### TASK TO CARRY OUT
Count the lines in the data below where the string "senVàng" occurs, please, and give the number alone.

(Extracted records)
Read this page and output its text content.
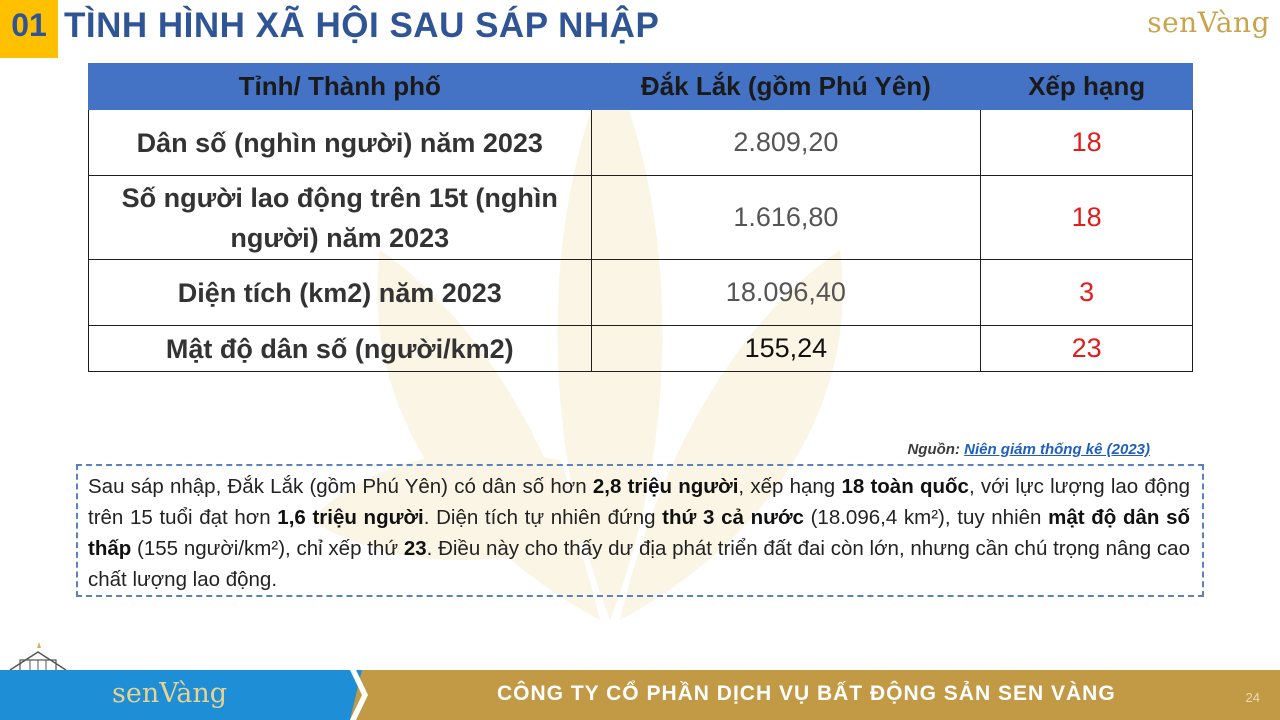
01 TÌNH HÌNH XÃ HỘI SAU SÁP NHẬP	senVàng
Tỉnh/ Thành phố	Đắk Lắk (gồm Phú Yên)	Xếp hạng
Dân số (nghìn người) năm 2023	2.809,20	18
Số người lao động trên 15t (nghìn người) năm 2023	1.616,80	18
Diện tích (km2) năm 2023	18.096,40	3
Mật độ dân số (người/km2)	155,24	23
Nguồn: Niên giám thống kê (2023)
Sau sáp nhập, Đắk Lắk (gồm Phú Yên) có dân số hơn 2,8 triệu người, xếp hạng 18 toàn quốc, với lực lượng lao động trên 15 tuổi đạt hơn 1,6 triệu người. Diện tích tự nhiên đứng thứ 3 cả nước (18.096,4 km²), tuy nhiên mật độ dân số thấp (155 người/km²), chỉ xếp thứ 23. Điều này cho thấy dư địa phát triển đất đai còn lớn, nhưng cần chú trọng nâng cao chất lượng lao động.
senVàng	CÔNG TY CỔ PHẦN DỊCH VỤ BẤT ĐỘNG SẢN SEN VÀNG	24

### ANSWER BELOW
2